(Beginning of Given data)

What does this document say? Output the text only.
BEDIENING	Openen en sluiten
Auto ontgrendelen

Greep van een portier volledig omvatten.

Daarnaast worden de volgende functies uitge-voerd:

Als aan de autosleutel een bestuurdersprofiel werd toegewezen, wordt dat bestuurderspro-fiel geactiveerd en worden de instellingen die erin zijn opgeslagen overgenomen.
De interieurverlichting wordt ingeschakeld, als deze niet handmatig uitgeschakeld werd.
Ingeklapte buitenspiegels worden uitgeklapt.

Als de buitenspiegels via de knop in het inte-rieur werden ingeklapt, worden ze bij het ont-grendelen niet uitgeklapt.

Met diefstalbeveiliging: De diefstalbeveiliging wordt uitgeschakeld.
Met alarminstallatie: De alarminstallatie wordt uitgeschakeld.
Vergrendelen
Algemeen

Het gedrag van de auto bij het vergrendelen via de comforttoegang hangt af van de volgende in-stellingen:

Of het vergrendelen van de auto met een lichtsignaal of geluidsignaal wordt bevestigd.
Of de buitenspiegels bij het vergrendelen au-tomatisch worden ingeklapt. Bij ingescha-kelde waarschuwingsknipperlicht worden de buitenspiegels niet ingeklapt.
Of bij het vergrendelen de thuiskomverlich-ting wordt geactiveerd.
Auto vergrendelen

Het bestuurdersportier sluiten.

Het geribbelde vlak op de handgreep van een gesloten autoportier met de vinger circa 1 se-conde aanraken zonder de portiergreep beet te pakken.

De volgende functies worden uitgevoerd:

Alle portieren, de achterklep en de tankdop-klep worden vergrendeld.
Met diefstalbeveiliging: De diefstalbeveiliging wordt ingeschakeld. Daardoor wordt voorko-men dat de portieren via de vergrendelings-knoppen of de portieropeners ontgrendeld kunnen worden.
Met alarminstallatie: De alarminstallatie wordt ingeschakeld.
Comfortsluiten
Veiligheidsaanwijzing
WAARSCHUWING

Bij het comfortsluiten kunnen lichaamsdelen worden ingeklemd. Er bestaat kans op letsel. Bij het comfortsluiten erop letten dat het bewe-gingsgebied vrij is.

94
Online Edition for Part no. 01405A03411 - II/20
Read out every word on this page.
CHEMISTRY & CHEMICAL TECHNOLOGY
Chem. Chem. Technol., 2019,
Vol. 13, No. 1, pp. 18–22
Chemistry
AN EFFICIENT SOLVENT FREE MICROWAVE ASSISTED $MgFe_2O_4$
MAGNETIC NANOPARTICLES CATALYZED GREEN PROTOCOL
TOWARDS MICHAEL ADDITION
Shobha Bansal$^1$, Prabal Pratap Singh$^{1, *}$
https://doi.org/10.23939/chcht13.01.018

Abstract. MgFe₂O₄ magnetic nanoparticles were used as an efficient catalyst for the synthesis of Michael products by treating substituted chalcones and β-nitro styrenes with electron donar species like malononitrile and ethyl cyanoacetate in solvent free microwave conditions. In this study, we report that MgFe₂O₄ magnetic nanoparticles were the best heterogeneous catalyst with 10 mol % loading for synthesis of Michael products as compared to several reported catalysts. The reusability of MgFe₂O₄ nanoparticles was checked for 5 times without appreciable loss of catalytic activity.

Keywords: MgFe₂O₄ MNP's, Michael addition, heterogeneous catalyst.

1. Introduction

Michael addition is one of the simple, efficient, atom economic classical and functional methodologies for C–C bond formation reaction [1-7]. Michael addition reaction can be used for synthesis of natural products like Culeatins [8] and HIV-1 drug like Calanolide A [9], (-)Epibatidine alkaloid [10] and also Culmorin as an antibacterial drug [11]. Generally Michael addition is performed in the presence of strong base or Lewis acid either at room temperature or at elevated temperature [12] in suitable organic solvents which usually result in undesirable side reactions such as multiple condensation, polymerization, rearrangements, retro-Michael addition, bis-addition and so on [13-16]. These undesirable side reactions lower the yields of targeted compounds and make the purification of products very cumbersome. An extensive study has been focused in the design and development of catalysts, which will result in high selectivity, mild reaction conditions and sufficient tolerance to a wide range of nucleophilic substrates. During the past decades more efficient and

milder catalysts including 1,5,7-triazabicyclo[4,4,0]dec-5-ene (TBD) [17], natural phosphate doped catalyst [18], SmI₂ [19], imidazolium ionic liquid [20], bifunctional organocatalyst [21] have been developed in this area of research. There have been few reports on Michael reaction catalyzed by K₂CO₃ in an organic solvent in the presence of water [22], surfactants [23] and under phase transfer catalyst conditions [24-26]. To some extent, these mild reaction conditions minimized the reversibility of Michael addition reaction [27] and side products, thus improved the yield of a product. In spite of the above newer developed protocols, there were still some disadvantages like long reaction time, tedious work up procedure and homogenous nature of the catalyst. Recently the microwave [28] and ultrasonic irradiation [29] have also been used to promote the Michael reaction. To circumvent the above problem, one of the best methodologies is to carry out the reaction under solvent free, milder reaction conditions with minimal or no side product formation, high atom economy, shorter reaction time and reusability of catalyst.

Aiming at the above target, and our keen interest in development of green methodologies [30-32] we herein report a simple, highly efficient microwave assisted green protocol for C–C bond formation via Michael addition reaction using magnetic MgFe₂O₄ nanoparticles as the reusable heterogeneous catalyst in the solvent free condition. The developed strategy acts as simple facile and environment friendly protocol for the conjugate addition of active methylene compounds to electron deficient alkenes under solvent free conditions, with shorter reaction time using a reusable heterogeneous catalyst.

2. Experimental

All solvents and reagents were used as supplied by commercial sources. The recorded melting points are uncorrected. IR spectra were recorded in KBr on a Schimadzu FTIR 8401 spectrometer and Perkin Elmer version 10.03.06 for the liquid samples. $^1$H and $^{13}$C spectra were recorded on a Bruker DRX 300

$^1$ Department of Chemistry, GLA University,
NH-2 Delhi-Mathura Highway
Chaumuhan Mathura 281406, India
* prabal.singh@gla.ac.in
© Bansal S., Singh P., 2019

(End of Given data)

Show the lines of the records above that mention "synthesis".

• Exercise result:
Abstract. MgFe₂O₄ magnetic nanoparticles were used as an efficient catalyst for the synthesis of Michael products by treating substituted chalcones and β-nitro styrenes with electron donar species like malononitrile and ethyl cyanoacetate in solvent free microwave conditions. In this study, we report that MgFe₂O₄ magnetic nanoparticles were the best heterogeneous catalyst with 10 mol % loading for synthesis of Michael products as compared to several reported catalysts. The reusability of MgFe₂O₄ nanoparticles was checked for 5 times without appreciable loss of catalytic activity.
Michael addition is one of the simple, efficient, atom economic classical and functional methodologies for C–C bond formation reaction [1-7]. Michael addition reaction can be used for synthesis of natural products like Culeatins [8] and HIV-1 drug like Calanolide A [9], (-)Epibatidine alkaloid [10] and also Culmorin as an antibacterial drug [11]. Generally Michael addition is performed in the presence of strong base or Lewis acid either at room temperature or at elevated temperature [12] in suitable organic solvents which usually result in undesirable side reactions such as multiple condensation, polymerization, rearrangements, retro-Michael addition, bis-addition and so on [13-16]. These undesirable side reactions lower the yields of targeted compounds and make the purification of products very cumbersome. An extensive study has been focused in the design and development of catalysts, which will result in high selectivity, mild reaction conditions and sufficient tolerance to a wide range of nucleophilic substrates. During the past decades more efficient and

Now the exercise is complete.